● **GOAL**:
Work out how many lines in the listing below include the word "налогоплательщика". Give nothing but the number.

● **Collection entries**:
#####
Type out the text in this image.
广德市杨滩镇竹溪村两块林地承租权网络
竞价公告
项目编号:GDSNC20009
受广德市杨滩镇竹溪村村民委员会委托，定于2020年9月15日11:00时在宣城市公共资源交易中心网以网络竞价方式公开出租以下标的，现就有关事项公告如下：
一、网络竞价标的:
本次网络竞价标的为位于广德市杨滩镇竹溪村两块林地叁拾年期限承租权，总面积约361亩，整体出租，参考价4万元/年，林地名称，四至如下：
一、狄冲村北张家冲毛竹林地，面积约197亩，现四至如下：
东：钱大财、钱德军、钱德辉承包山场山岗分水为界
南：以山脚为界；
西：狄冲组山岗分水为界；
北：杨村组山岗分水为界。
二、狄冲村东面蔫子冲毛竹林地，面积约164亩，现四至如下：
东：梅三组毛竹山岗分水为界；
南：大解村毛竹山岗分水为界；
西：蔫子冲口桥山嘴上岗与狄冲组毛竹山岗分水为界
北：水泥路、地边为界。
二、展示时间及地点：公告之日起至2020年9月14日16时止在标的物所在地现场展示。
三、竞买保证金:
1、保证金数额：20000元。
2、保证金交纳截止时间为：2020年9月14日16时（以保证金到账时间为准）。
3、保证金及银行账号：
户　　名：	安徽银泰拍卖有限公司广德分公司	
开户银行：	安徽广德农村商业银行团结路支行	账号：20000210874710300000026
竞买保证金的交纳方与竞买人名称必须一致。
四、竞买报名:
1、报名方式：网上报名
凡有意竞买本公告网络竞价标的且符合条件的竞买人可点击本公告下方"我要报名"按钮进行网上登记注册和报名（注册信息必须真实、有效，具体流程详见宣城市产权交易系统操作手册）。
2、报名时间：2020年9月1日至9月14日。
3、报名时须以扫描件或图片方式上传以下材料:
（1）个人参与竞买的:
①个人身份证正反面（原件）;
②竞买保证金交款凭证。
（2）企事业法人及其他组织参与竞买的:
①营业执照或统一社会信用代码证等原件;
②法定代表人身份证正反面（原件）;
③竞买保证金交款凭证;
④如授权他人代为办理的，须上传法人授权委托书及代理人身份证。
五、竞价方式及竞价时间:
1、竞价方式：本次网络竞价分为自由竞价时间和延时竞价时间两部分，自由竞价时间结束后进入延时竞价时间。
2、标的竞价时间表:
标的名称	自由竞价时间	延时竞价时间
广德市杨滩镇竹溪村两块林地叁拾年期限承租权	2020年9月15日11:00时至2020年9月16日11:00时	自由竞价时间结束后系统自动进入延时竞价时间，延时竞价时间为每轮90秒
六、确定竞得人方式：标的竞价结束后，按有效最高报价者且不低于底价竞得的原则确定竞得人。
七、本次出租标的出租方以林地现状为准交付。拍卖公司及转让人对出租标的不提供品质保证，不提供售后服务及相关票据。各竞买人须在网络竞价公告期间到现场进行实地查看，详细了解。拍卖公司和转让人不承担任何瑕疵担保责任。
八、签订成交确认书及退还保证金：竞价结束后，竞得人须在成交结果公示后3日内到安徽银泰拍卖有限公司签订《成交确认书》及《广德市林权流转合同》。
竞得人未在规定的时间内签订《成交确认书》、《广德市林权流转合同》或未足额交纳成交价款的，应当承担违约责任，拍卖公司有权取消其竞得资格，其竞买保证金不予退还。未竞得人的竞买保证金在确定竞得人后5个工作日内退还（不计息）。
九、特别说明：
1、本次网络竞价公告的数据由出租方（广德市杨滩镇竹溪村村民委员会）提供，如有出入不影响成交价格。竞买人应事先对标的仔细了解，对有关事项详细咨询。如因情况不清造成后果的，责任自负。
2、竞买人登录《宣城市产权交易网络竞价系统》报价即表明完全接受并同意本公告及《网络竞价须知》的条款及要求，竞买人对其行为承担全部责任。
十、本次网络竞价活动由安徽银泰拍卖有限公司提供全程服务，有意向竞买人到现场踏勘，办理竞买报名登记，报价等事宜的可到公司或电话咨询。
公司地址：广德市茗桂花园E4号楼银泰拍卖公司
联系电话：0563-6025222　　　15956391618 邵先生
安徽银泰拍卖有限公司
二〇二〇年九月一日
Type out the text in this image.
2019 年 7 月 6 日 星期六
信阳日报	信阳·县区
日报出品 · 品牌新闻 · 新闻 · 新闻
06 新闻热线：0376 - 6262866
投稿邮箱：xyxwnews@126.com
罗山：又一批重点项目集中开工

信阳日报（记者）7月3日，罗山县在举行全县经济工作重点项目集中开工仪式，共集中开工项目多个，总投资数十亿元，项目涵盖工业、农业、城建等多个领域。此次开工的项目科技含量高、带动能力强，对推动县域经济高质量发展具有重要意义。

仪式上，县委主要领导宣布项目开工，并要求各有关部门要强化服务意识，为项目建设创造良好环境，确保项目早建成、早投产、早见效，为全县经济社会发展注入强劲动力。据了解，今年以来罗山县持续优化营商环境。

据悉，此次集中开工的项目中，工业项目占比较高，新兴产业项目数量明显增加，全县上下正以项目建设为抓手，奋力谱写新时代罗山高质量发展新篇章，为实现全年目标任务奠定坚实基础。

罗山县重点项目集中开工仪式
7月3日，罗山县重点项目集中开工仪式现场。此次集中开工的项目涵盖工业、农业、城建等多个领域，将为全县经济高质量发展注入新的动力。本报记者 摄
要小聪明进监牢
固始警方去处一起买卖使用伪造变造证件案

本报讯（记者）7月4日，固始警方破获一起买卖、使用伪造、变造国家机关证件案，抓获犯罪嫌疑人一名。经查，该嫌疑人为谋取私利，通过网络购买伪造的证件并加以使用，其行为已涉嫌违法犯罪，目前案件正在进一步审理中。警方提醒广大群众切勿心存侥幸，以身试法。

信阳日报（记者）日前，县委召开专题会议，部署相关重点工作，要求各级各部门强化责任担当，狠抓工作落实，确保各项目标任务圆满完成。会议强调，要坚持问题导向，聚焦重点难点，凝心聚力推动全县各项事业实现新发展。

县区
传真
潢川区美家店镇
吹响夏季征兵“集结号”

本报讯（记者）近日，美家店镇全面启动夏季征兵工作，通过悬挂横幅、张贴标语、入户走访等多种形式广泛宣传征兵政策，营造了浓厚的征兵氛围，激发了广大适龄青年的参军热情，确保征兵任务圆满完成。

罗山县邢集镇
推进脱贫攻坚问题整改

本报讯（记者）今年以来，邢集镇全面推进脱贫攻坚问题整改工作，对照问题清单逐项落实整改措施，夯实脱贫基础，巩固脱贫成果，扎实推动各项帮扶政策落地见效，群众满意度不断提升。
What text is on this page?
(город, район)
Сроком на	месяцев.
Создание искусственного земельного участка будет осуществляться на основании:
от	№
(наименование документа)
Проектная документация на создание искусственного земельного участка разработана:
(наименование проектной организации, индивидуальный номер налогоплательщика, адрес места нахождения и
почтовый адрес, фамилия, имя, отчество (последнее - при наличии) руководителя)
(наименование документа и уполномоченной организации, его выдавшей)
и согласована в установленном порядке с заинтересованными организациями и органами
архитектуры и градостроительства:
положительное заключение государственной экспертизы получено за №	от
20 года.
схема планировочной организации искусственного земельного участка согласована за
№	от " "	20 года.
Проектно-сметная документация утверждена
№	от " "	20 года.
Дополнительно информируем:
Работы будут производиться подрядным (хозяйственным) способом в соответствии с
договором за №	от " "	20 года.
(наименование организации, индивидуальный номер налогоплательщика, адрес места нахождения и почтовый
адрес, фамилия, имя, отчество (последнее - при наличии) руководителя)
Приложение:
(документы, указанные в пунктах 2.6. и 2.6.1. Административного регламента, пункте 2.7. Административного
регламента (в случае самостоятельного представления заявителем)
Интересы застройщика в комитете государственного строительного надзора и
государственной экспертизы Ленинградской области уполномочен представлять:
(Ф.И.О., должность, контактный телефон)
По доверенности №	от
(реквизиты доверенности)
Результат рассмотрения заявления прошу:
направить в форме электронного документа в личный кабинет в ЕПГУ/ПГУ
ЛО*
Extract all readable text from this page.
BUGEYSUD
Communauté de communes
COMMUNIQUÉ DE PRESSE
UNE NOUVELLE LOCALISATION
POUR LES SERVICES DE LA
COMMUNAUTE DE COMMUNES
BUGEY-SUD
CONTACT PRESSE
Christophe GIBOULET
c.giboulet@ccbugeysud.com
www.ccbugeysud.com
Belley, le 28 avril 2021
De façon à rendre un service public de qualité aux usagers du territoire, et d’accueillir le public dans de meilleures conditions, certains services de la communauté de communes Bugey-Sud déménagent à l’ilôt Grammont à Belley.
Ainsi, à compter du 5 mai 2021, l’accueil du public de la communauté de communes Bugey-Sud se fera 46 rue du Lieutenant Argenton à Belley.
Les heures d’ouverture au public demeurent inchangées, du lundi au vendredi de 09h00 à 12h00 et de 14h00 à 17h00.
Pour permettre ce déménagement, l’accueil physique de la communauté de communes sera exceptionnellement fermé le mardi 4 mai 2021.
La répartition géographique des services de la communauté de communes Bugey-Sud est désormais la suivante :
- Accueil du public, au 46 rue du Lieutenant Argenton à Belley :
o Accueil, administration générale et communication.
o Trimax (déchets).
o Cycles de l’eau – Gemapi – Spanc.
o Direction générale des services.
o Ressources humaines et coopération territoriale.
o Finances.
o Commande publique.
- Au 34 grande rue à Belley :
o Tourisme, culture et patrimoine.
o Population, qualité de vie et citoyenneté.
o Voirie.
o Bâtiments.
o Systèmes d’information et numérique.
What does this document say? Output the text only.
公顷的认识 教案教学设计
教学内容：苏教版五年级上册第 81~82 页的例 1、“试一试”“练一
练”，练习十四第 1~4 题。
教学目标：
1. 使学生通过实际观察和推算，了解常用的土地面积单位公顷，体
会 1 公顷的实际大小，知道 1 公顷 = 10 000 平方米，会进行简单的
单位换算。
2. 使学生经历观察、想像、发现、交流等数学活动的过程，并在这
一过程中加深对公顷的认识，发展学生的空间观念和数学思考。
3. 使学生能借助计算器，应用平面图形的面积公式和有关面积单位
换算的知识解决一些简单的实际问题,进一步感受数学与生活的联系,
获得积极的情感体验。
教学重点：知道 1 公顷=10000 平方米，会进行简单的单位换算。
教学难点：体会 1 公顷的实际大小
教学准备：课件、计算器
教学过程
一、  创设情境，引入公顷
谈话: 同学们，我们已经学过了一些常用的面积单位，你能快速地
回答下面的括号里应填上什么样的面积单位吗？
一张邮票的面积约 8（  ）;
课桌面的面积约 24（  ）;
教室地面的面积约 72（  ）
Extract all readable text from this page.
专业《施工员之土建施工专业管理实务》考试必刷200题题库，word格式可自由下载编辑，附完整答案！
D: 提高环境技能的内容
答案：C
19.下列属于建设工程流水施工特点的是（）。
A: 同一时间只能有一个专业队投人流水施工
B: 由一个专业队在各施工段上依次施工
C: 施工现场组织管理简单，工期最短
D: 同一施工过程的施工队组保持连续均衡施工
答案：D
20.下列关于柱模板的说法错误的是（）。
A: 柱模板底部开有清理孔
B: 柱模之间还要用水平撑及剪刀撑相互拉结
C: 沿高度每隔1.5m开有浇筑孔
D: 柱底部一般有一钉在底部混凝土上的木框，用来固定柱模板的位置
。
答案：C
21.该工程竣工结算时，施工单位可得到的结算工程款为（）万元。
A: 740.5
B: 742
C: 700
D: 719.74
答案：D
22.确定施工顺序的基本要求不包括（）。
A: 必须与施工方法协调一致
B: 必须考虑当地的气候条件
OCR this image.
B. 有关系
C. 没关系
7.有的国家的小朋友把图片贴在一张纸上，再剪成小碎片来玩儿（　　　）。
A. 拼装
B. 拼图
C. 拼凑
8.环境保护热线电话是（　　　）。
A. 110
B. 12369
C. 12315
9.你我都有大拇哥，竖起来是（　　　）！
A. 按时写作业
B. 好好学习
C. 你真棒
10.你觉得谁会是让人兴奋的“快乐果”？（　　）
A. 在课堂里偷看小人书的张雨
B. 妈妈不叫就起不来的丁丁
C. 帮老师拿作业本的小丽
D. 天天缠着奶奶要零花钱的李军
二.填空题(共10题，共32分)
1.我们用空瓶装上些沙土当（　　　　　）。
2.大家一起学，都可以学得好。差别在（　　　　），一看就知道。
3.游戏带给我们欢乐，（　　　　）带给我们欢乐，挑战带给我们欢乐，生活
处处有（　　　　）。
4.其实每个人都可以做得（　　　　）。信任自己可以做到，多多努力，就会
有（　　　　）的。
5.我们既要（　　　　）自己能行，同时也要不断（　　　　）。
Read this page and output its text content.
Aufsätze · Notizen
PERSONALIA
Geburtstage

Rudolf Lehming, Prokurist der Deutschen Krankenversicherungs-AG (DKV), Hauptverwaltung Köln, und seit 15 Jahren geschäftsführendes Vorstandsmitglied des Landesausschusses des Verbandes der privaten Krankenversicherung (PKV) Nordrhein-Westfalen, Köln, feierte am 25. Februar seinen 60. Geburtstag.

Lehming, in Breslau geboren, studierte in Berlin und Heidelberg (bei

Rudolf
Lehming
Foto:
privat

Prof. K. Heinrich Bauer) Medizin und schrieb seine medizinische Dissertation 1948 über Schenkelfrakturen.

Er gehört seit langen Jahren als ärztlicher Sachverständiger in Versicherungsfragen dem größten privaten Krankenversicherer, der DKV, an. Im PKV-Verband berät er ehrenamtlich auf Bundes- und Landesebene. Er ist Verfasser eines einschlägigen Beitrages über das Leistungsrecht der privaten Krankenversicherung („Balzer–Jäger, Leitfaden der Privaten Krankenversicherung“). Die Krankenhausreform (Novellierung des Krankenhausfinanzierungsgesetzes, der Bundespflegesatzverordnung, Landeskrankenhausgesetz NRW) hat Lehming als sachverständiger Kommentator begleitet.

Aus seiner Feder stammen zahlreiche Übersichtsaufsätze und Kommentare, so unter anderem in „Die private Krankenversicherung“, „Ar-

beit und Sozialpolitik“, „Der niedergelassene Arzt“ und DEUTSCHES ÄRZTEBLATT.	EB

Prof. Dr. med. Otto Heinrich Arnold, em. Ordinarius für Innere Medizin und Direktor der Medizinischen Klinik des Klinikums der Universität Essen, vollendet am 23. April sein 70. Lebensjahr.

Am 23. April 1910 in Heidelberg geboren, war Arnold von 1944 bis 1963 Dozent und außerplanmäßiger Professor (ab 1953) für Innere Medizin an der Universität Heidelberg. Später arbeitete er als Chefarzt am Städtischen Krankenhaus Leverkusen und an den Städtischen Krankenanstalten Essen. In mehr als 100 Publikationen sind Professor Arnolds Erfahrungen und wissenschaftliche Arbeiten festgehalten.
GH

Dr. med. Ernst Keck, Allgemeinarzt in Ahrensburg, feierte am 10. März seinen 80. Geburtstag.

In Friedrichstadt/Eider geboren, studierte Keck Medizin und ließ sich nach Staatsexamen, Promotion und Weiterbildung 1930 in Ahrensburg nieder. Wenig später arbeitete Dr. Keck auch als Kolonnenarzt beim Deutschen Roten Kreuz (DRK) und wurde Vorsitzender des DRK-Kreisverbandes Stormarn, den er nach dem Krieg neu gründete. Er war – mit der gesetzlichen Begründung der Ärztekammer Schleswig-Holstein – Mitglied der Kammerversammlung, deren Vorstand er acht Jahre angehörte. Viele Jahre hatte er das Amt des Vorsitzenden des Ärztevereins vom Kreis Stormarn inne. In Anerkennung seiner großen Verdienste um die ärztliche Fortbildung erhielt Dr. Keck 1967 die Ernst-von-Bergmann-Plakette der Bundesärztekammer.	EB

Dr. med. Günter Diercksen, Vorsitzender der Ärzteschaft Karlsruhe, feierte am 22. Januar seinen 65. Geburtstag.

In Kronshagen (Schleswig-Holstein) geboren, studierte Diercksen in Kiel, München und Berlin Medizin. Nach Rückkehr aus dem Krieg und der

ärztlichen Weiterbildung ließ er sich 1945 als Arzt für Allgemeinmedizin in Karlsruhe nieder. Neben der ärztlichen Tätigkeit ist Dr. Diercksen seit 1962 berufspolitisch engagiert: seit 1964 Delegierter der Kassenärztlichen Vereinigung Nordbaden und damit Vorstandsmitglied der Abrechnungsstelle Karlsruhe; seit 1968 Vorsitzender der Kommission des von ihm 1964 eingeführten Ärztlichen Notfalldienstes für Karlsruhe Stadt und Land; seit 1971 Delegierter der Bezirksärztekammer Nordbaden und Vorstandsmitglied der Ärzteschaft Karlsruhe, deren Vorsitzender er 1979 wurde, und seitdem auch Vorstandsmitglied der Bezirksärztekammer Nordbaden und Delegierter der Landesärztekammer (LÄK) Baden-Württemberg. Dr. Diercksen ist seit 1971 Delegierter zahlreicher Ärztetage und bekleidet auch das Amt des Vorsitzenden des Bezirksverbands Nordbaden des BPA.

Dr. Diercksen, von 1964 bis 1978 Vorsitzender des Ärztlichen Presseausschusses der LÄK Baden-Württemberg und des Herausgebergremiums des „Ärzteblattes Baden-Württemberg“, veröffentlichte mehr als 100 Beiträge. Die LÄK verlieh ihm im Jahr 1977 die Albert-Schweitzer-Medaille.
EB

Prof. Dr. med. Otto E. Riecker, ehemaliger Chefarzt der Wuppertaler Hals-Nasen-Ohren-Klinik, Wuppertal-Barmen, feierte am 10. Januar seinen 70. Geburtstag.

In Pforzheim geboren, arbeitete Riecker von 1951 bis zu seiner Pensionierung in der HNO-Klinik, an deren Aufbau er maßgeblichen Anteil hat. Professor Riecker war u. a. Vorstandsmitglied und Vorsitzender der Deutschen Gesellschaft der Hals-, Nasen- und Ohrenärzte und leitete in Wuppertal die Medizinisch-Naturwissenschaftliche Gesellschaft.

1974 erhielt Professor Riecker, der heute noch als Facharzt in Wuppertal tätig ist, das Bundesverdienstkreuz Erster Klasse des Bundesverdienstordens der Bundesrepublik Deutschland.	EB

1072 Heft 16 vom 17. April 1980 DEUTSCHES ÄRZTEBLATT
#####
● **FINAL ANSWER**:
2